__MATERIAL SHOWN__.
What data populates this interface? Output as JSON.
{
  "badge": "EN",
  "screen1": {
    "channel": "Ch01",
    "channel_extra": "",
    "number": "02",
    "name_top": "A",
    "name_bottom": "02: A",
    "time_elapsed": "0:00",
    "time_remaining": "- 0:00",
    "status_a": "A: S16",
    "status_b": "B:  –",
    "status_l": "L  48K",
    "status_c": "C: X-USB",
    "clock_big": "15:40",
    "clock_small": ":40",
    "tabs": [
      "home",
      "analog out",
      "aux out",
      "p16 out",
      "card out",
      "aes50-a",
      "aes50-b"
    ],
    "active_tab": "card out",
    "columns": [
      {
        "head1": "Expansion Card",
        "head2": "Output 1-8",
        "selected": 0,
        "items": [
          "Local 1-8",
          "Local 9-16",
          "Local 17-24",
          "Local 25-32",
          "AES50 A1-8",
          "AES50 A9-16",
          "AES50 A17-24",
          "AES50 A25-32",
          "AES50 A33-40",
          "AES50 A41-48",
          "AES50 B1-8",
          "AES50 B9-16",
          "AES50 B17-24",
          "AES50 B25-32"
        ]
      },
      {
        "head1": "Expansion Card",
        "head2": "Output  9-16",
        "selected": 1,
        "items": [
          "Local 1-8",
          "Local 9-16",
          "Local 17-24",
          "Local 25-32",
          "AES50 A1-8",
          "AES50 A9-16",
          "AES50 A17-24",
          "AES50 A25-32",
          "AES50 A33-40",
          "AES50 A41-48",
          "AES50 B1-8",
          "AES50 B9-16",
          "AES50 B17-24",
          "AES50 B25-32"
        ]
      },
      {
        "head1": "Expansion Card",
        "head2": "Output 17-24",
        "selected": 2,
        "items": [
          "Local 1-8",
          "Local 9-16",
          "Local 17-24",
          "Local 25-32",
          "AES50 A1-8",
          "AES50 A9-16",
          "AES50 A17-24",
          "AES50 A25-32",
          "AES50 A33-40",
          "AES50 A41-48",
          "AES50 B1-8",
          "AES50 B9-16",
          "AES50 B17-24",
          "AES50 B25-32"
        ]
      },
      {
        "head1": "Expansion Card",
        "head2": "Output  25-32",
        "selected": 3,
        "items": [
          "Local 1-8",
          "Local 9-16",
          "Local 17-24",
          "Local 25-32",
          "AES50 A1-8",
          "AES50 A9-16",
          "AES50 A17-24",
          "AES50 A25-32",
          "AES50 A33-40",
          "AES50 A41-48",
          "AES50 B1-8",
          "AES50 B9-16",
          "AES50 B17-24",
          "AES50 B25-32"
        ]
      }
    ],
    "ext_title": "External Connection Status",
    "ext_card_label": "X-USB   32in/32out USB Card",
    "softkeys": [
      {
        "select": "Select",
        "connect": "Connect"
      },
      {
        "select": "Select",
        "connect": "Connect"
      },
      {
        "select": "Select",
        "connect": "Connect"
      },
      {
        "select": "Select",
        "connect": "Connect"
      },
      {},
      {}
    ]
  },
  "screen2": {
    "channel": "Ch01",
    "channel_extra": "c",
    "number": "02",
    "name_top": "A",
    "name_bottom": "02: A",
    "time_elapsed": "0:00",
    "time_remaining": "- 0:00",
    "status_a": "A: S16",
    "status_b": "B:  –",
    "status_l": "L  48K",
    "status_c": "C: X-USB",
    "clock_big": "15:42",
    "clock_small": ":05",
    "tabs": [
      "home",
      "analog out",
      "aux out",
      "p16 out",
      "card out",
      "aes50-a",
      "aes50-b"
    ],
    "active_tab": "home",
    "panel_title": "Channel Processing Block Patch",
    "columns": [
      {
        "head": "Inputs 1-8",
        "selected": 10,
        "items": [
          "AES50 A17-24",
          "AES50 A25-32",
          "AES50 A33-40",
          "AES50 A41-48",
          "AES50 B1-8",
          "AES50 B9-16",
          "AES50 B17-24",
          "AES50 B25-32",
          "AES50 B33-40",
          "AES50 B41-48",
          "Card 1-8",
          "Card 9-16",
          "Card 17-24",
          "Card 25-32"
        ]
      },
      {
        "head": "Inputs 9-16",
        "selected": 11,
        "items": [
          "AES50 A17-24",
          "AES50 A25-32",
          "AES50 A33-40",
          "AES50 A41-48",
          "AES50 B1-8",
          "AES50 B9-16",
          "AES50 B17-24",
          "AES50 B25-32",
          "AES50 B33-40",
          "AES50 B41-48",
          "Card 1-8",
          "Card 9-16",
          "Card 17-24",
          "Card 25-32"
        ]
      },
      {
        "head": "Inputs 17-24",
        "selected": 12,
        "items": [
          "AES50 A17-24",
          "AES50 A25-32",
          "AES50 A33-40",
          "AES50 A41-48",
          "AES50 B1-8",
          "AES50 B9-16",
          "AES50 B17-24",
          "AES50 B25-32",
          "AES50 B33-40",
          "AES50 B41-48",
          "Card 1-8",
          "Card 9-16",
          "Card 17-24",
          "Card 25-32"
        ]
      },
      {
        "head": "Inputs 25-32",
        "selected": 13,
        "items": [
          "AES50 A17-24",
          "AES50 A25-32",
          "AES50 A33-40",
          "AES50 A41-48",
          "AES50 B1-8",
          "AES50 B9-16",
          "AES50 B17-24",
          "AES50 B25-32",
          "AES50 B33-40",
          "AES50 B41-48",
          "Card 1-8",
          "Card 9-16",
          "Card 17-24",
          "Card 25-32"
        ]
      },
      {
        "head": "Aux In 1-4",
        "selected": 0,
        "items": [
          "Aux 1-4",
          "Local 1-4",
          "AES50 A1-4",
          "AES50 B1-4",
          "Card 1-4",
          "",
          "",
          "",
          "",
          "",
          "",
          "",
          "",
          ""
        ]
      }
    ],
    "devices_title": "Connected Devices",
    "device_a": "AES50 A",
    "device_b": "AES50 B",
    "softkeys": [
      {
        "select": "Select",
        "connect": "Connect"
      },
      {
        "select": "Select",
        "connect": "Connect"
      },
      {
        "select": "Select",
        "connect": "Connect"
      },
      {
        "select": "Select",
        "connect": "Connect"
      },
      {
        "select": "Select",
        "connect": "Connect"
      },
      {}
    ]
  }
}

__EXERCISE OBJECTIVE__.
Repeat the records above exactly, leaving none out.

__OUTPUT FOR THIS TASK__.
What data populates this interface? Output as JSON.
{
  "badge": "EN",
  "screen1": {
    "channel": "Ch01",
    "channel_extra": "",
    "number": "02",
    "name_top": "A",
    "name_bottom": "02: A",
    "time_elapsed": "0:00",
    "time_remaining": "- 0:00",
    "status_a": "A: S16",
    "status_b": "B:  –",
    "status_l": "L  48K",
    "status_c": "C: X-USB",
    "clock_big": "15:40",
    "clock_small": ":40",
    "tabs": [
      "home",
      "analog out",
      "aux out",
      "p16 out",
      "card out",
      "aes50-a",
      "aes50-b"
    ],
    "active_tab": "card out",
    "columns": [
      {
        "head1": "Expansion Card",
        "head2": "Output 1-8",
        "selected": 0,
        "items": [
          "Local 1-8",
          "Local 9-16",
          "Local 17-24",
          "Local 25-32",
          "AES50 A1-8",
          "AES50 A9-16",
          "AES50 A17-24",
          "AES50 A25-32",
          "AES50 A33-40",
          "AES50 A41-48",
          "AES50 B1-8",
          "AES50 B9-16",
          "AES50 B17-24",
          "AES50 B25-32"
        ]
      },
      {
        "head1": "Expansion Card",
        "head2": "Output  9-16",
        "selected": 1,
        "items": [
          "Local 1-8",
          "Local 9-16",
          "Local 17-24",
          "Local 25-32",
          "AES50 A1-8",
          "AES50 A9-16",
          "AES50 A17-24",
          "AES50 A25-32",
          "AES50 A33-40",
          "AES50 A41-48",
          "AES50 B1-8",
          "AES50 B9-16",
          "AES50 B17-24",
          "AES50 B25-32"
        ]
      },
      {
        "head1": "Expansion Card",
        "head2": "Output 17-24",
        "selected": 2,
        "items": [
          "Local 1-8",
          "Local 9-16",
          "Local 17-24",
          "Local 25-32",
          "AES50 A1-8",
          "AES50 A9-16",
          "AES50 A17-24",
          "AES50 A25-32",
          "AES50 A33-40",
          "AES50 A41-48",
          "AES50 B1-8",
          "AES50 B9-16",
          "AES50 B17-24",
          "AES50 B25-32"
        ]
      },
      {
        "head1": "Expansion Card",
        "head2": "Output  25-32",
        "selected": 3,
        "items": [
          "Local 1-8",
          "Local 9-16",
          "Local 17-24",
          "Local 25-32",
          "AES50 A1-8",
          "AES50 A9-16",
          "AES50 A17-24",
          "AES50 A25-32",
          "AES50 A33-40",
          "AES50 A41-48",
          "AES50 B1-8",
          "AES50 B9-16",
          "AES50 B17-24",
          "AES50 B25-32"
        ]
      }
    ],
    "ext_title": "External Connection Status",
    "ext_card_label": "X-USB   32in/32out USB Card",
    "softkeys": [
      {
        "select": "Select",
        "connect": "Connect"
      },
      {
        "select": "Select",
        "connect": "Connect"
      },
      {
        "select": "Select",
        "connect": "Connect"
      },
      {
        "select": "Select",
        "connect": "Connect"
      },
      {},
      {}
    ]
  },
  "screen2": {
    "channel": "Ch01",
    "channel_extra": "c",
    "number": "02",
    "name_top": "A",
    "name_bottom": "02: A",
    "time_elapsed": "0:00",
    "time_remaining": "- 0:00",
    "status_a": "A: S16",
    "status_b": "B:  –",
    "status_l": "L  48K",
    "status_c": "C: X-USB",
    "clock_big": "15:42",
    "clock_small": ":05",
    "tabs": [
      "home",
      "analog out",
      "aux out",
      "p16 out",
      "card out",
      "aes50-a",
      "aes50-b"
    ],
    "active_tab": "home",
    "panel_title": "Channel Processing Block Patch",
    "columns": [
      {
        "head": "Inputs 1-8",
        "selected": 10,
        "items": [
          "AES50 A17-24",
          "AES50 A25-32",
          "AES50 A33-40",
          "AES50 A41-48",
          "AES50 B1-8",
          "AES50 B9-16",
          "AES50 B17-24",
          "AES50 B25-32",
          "AES50 B33-40",
          "AES50 B41-48",
          "Card 1-8",
          "Card 9-16",
          "Card 17-24",
          "Card 25-32"
        ]
      },
      {
        "head": "Inputs 9-16",
        "selected": 11,
        "items": [
          "AES50 A17-24",
          "AES50 A25-32",
          "AES50 A33-40",
          "AES50 A41-48",
          "AES50 B1-8",
          "AES50 B9-16",
          "AES50 B17-24",
          "AES50 B25-32",
          "AES50 B33-40",
          "AES50 B41-48",
          "Card 1-8",
          "Card 9-16",
          "Card 17-24",
          "Card 25-32"
        ]
      },
      {
        "head": "Inputs 17-24",
        "selected": 12,
        "items": [
          "AES50 A17-24",
          "AES50 A25-32",
          "AES50 A33-40",
          "AES50 A41-48",
          "AES50 B1-8",
          "AES50 B9-16",
          "AES50 B17-24",
          "AES50 B25-32",
          "AES50 B33-40",
          "AES50 B41-48",
          "Card 1-8",
          "Card 9-16",
          "Card 17-24",
          "Card 25-32"
        ]
      },
      {
        "head": "Inputs 25-32",
        "selected": 13,
        "items": [
          "AES50 A17-24",
          "AES50 A25-32",
          "AES50 A33-40",
          "AES50 A41-48",
          "AES50 B1-8",
          "AES50 B9-16",
          "AES50 B17-24",
          "AES50 B25-32",
          "AES50 B33-40",
          "AES50 B41-48",
          "Card 1-8",
          "Card 9-16",
          "Card 17-24",
          "Card 25-32"
        ]
      },
      {
        "head": "Aux In 1-4",
        "selected": 0,
        "items": [
          "Aux 1-4",
          "Local 1-4",
          "AES50 A1-4",
          "AES50 B1-4",
          "Card 1-4",
          "",
          "",
          "",
          "",
          "",
          "",
          "",
          "",
          ""
        ]
      }
    ],
    "devices_title": "Connected Devices",
    "device_a": "AES50 A",
    "device_b": "AES50 B",
    "softkeys": [
      {
        "select": "Select",
        "connect": "Connect"
      },
      {
        "select": "Select",
        "connect": "Connect"
      },
      {
        "select": "Select",
        "connect": "Connect"
      },
      {
        "select": "Select",
        "connect": "Connect"
      },
      {
        "select": "Select",
        "connect": "Connect"
      },
      {}
    ]
  }
}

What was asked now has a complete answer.